EXERCISE DETAILS -
Each entry has to be copied exactly, with nothing missed.
====== DATA RECORDS ======
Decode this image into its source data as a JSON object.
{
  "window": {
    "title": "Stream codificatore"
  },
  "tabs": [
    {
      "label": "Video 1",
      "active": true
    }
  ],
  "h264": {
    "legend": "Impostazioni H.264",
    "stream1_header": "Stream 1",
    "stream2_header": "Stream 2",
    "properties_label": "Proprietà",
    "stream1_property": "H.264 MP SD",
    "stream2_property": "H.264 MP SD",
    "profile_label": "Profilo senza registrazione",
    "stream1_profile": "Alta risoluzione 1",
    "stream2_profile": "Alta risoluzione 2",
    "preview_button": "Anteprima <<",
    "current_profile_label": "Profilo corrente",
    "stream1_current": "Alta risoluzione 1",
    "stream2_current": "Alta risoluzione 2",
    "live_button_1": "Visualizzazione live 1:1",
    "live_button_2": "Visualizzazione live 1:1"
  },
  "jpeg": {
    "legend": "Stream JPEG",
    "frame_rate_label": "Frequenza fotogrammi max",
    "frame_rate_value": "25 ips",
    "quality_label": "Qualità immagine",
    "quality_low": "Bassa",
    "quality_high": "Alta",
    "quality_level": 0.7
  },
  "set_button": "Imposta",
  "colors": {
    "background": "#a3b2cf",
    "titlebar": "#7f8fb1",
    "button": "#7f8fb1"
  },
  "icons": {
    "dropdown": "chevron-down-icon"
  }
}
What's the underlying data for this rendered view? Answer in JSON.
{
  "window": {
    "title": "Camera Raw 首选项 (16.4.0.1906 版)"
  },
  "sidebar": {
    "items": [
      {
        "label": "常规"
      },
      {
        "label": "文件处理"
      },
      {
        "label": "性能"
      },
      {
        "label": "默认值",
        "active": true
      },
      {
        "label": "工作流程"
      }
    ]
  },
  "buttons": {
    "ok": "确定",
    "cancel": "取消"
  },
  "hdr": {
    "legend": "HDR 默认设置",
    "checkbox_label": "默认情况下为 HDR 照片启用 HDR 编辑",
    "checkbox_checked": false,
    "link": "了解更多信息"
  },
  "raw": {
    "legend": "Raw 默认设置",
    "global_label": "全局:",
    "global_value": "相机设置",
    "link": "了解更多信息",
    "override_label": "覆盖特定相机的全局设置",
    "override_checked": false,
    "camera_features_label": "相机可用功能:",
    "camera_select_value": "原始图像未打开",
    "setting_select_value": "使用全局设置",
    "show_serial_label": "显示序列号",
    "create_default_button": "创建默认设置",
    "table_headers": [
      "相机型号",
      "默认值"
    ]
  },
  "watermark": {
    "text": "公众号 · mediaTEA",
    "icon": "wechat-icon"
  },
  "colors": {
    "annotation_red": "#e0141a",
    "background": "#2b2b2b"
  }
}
======
RESULT -
Decode this image into its source data as a JSON object.
{
  "window": {
    "title": "Stream codificatore"
  },
  "tabs": [
    {
      "label": "Video 1",
      "active": true
    }
  ],
  "h264": {
    "legend": "Impostazioni H.264",
    "stream1_header": "Stream 1",
    "stream2_header": "Stream 2",
    "properties_label": "Proprietà",
    "stream1_property": "H.264 MP SD",
    "stream2_property": "H.264 MP SD",
    "profile_label": "Profilo senza registrazione",
    "stream1_profile": "Alta risoluzione 1",
    "stream2_profile": "Alta risoluzione 2",
    "preview_button": "Anteprima <<",
    "current_profile_label": "Profilo corrente",
    "stream1_current": "Alta risoluzione 1",
    "stream2_current": "Alta risoluzione 2",
    "live_button_1": "Visualizzazione live 1:1",
    "live_button_2": "Visualizzazione live 1:1"
  },
  "jpeg": {
    "legend": "Stream JPEG",
    "frame_rate_label": "Frequenza fotogrammi max",
    "frame_rate_value": "25 ips",
    "quality_label": "Qualità immagine",
    "quality_low": "Bassa",
    "quality_high": "Alta",
    "quality_level": 0.7
  },
  "set_button": "Imposta",
  "colors": {
    "background": "#a3b2cf",
    "titlebar": "#7f8fb1",
    "button": "#7f8fb1"
  },
  "icons": {
    "dropdown": "chevron-down-icon"
  }
}
What's the underlying data for this rendered view? Answer in JSON.
{
  "window": {
    "title": "Camera Raw 首选项 (16.4.0.1906 版)"
  },
  "sidebar": {
    "items": [
      {
        "label": "常规"
      },
      {
        "label": "文件处理"
      },
      {
        "label": "性能"
      },
      {
        "label": "默认值",
        "active": true
      },
      {
        "label": "工作流程"
      }
    ]
  },
  "buttons": {
    "ok": "确定",
    "cancel": "取消"
  },
  "hdr": {
    "legend": "HDR 默认设置",
    "checkbox_label": "默认情况下为 HDR 照片启用 HDR 编辑",
    "checkbox_checked": false,
    "link": "了解更多信息"
  },
  "raw": {
    "legend": "Raw 默认设置",
    "global_label": "全局:",
    "global_value": "相机设置",
    "link": "了解更多信息",
    "override_label": "覆盖特定相机的全局设置",
    "override_checked": false,
    "camera_features_label": "相机可用功能:",
    "camera_select_value": "原始图像未打开",
    "setting_select_value": "使用全局设置",
    "show_serial_label": "显示序列号",
    "create_default_button": "创建默认设置",
    "table_headers": [
      "相机型号",
      "默认值"
    ]
  },
  "watermark": {
    "text": "公众号 · mediaTEA",
    "icon": "wechat-icon"
  },
  "colors": {
    "annotation_red": "#e0141a",
    "background": "#2b2b2b"
  }
}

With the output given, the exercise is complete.